## DIRECTION
Start at the line containing "Convert this document image to plain text." and transcribe every line exactly through the end of the records below, and only those lines.

## DATA ROWS
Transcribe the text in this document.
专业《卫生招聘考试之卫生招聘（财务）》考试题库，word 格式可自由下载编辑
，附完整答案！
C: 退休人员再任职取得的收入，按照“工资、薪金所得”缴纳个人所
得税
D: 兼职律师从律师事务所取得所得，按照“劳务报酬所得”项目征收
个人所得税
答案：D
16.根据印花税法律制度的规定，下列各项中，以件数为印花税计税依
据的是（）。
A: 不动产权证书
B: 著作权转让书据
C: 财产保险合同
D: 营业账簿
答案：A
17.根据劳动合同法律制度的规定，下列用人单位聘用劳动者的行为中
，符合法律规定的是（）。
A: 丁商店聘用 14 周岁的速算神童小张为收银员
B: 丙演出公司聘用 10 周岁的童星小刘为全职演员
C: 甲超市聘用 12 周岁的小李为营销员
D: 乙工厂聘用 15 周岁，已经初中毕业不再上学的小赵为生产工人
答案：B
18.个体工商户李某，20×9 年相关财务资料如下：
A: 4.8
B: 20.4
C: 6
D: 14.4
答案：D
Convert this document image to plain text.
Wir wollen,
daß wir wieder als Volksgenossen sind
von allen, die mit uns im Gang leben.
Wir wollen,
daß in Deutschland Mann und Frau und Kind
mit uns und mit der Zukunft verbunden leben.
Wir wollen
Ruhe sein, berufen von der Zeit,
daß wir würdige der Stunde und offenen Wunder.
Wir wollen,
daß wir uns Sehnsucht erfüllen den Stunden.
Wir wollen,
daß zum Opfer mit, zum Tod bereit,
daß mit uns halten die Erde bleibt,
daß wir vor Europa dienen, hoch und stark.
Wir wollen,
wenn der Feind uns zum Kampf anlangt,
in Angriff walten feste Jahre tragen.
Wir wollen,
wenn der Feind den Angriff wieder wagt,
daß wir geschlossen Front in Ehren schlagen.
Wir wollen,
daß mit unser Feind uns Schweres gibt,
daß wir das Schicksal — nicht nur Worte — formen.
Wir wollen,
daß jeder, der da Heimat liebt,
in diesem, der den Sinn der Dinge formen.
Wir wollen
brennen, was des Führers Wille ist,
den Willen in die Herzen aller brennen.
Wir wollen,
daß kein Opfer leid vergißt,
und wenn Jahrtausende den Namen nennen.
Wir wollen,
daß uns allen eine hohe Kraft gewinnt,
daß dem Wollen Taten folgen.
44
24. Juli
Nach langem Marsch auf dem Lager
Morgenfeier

## ANSWER
Convert this document image to plain text.
Wir wollen,
daß wir wieder als Volksgenossen sind
von allen, die mit uns im Gang leben.
Wir wollen,
daß in Deutschland Mann und Frau und Kind
mit uns und mit der Zukunft verbunden leben.
Wir wollen
Ruhe sein, berufen von der Zeit,
daß wir würdige der Stunde und offenen Wunder.
Wir wollen,
daß wir uns Sehnsucht erfüllen den Stunden.
Wir wollen,
daß zum Opfer mit, zum Tod bereit,
daß mit uns halten die Erde bleibt,
daß wir vor Europa dienen, hoch und stark.
Wir wollen,
wenn der Feind uns zum Kampf anlangt,
in Angriff walten feste Jahre tragen.
Wir wollen,
wenn der Feind den Angriff wieder wagt,
daß wir geschlossen Front in Ehren schlagen.
Wir wollen,
daß mit unser Feind uns Schweres gibt,
daß wir das Schicksal — nicht nur Worte — formen.
Wir wollen,
daß jeder, der da Heimat liebt,
in diesem, der den Sinn der Dinge formen.
Wir wollen
brennen, was des Führers Wille ist,
den Willen in die Herzen aller brennen.
Wir wollen,
daß kein Opfer leid vergißt,
und wenn Jahrtausende den Namen nennen.
Wir wollen,
daß uns allen eine hohe Kraft gewinnt,
daß dem Wollen Taten folgen.
44
24. Juli
Nach langem Marsch auf dem Lager
Morgenfeier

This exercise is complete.